Problem requirements
Could you transcribe every record below exactly as written, leaving out any pictures?

Input for this task
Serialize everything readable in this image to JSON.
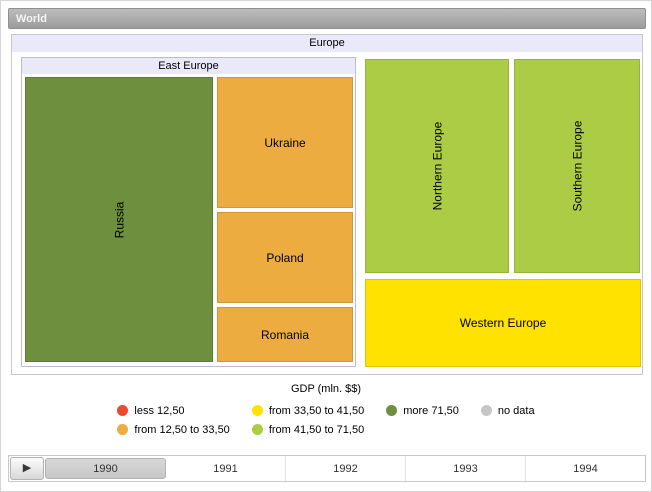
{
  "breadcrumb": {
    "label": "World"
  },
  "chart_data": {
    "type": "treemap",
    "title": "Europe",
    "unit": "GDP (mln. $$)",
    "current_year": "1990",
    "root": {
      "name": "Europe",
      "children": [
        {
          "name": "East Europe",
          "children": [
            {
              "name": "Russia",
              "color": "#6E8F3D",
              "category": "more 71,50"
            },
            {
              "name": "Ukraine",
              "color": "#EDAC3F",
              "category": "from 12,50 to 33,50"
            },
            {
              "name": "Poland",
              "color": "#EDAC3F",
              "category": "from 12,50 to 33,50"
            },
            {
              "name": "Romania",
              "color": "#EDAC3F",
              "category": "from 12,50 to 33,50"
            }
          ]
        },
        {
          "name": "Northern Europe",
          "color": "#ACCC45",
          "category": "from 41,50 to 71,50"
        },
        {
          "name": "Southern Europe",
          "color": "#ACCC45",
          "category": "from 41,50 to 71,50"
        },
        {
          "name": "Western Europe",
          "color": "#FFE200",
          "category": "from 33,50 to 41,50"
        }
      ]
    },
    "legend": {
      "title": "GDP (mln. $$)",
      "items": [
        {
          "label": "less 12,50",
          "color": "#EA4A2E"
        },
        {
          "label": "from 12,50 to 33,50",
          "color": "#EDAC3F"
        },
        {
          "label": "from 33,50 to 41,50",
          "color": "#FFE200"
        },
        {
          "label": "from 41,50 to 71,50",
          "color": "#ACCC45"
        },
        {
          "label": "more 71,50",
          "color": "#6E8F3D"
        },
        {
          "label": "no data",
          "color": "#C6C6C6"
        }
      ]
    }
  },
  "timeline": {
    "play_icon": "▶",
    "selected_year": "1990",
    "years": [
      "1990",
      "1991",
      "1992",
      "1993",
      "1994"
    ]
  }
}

The reply
Serialize everything readable in this image to JSON.
{
  "breadcrumb": {
    "label": "World"
  },
  "chart_data": {
    "type": "treemap",
    "title": "Europe",
    "unit": "GDP (mln. $$)",
    "current_year": "1990",
    "root": {
      "name": "Europe",
      "children": [
        {
          "name": "East Europe",
          "children": [
            {
              "name": "Russia",
              "color": "#6E8F3D",
              "category": "more 71,50"
            },
            {
              "name": "Ukraine",
              "color": "#EDAC3F",
              "category": "from 12,50 to 33,50"
            },
            {
              "name": "Poland",
              "color": "#EDAC3F",
              "category": "from 12,50 to 33,50"
            },
            {
              "name": "Romania",
              "color": "#EDAC3F",
              "category": "from 12,50 to 33,50"
            }
          ]
        },
        {
          "name": "Northern Europe",
          "color": "#ACCC45",
          "category": "from 41,50 to 71,50"
        },
        {
          "name": "Southern Europe",
          "color": "#ACCC45",
          "category": "from 41,50 to 71,50"
        },
        {
          "name": "Western Europe",
          "color": "#FFE200",
          "category": "from 33,50 to 41,50"
        }
      ]
    },
    "legend": {
      "title": "GDP (mln. $$)",
      "items": [
        {
          "label": "less 12,50",
          "color": "#EA4A2E"
        },
        {
          "label": "from 12,50 to 33,50",
          "color": "#EDAC3F"
        },
        {
          "label": "from 33,50 to 41,50",
          "color": "#FFE200"
        },
        {
          "label": "from 41,50 to 71,50",
          "color": "#ACCC45"
        },
        {
          "label": "more 71,50",
          "color": "#6E8F3D"
        },
        {
          "label": "no data",
          "color": "#C6C6C6"
        }
      ]
    }
  },
  "timeline": {
    "play_icon": "▶",
    "selected_year": "1990",
    "years": [
      "1990",
      "1991",
      "1992",
      "1993",
      "1994"
    ]
  }
}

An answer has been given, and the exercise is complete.